● **RECORDS FOR THE EXERCISE**
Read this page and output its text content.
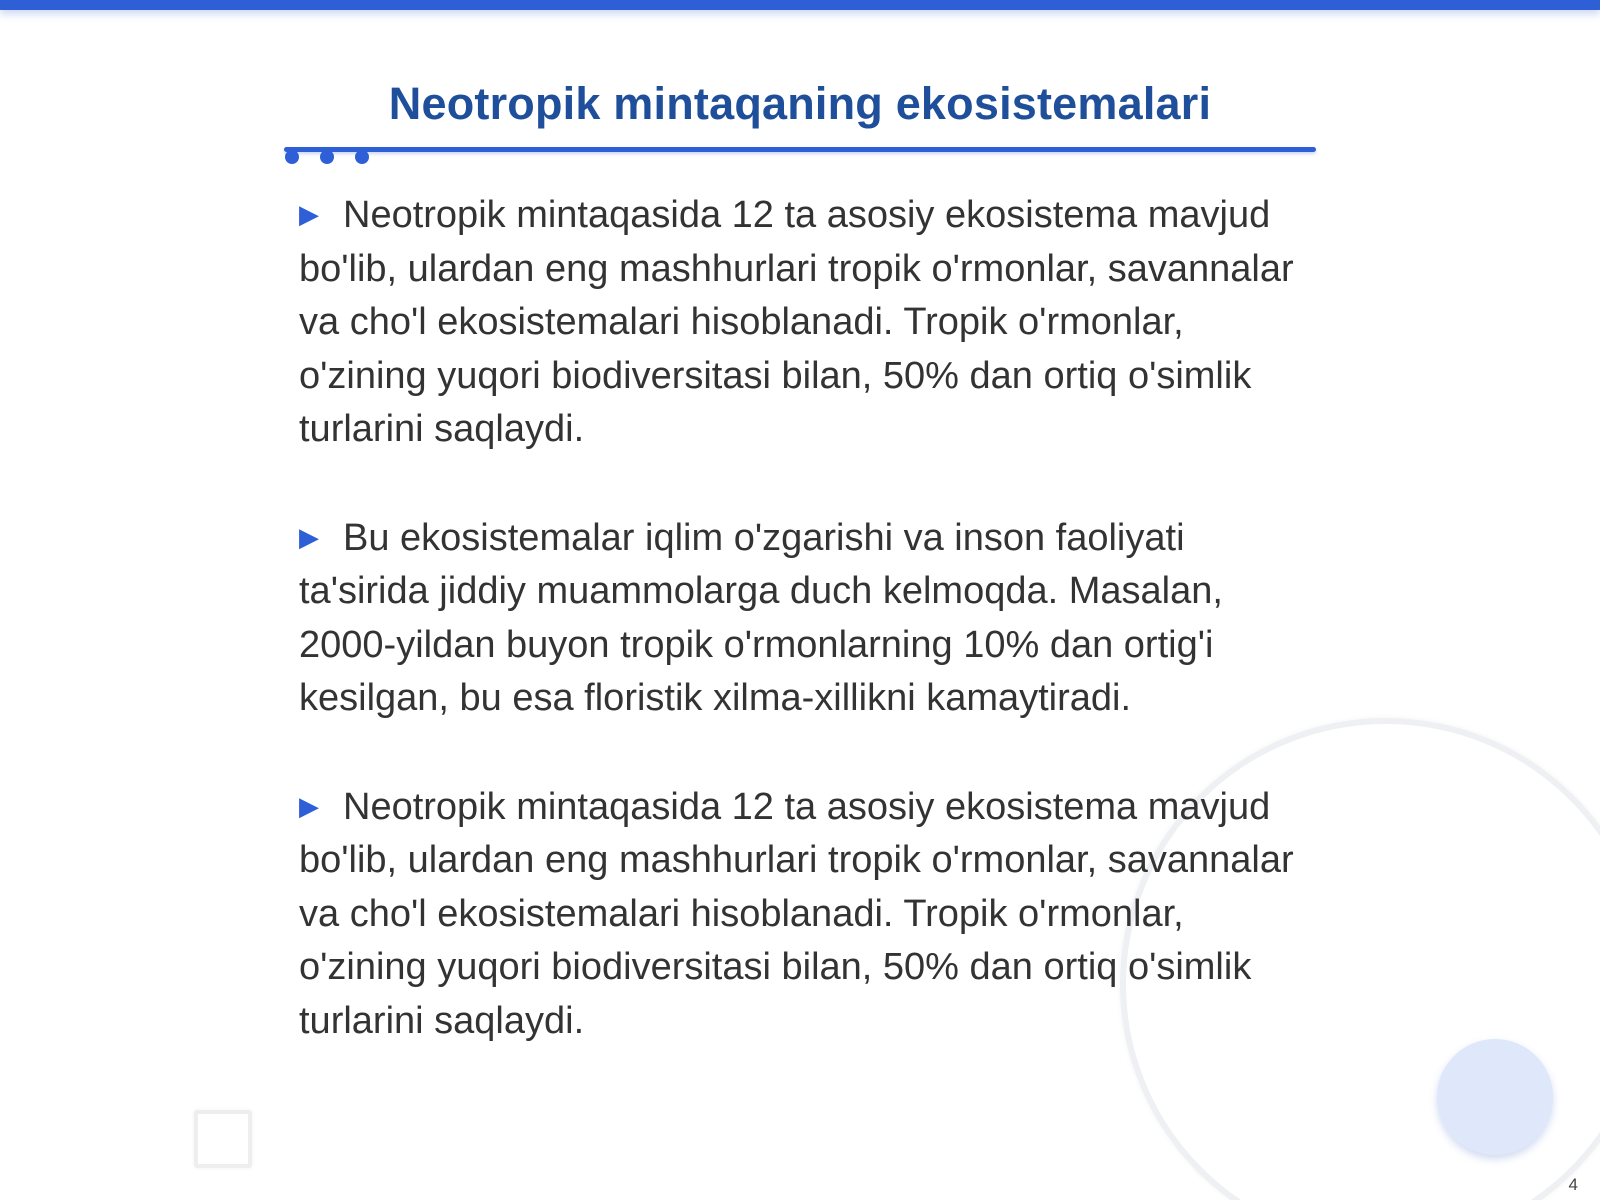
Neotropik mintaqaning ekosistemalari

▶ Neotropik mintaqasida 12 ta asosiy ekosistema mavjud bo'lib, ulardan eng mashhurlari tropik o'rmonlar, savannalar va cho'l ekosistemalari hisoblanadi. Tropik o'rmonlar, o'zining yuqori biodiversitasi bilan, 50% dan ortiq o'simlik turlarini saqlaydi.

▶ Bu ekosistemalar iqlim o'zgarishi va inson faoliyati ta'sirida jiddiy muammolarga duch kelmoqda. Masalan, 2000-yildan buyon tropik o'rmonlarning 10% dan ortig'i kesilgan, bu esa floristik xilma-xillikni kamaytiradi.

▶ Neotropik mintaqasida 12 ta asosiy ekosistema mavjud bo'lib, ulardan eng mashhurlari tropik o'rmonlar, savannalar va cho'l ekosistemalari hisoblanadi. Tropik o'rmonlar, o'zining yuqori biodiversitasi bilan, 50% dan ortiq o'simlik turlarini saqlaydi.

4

● **TASK STATEMENT**
Your task is to retype all the entries exactly and leave out any pictures.

● **FINAL ANSWER**
Read this page and output its text content.
Neotropik mintaqaning ekosistemalari

▶ Neotropik mintaqasida 12 ta asosiy ekosistema mavjud bo'lib, ulardan eng mashhurlari tropik o'rmonlar, savannalar va cho'l ekosistemalari hisoblanadi. Tropik o'rmonlar, o'zining yuqori biodiversitasi bilan, 50% dan ortiq o'simlik turlarini saqlaydi.

▶ Bu ekosistemalar iqlim o'zgarishi va inson faoliyati ta'sirida jiddiy muammolarga duch kelmoqda. Masalan, 2000-yildan buyon tropik o'rmonlarning 10% dan ortig'i kesilgan, bu esa floristik xilma-xillikni kamaytiradi.

▶ Neotropik mintaqasida 12 ta asosiy ekosistema mavjud bo'lib, ulardan eng mashhurlari tropik o'rmonlar, savannalar va cho'l ekosistemalari hisoblanadi. Tropik o'rmonlar, o'zining yuqori biodiversitasi bilan, 50% dan ortiq o'simlik turlarini saqlaydi.

4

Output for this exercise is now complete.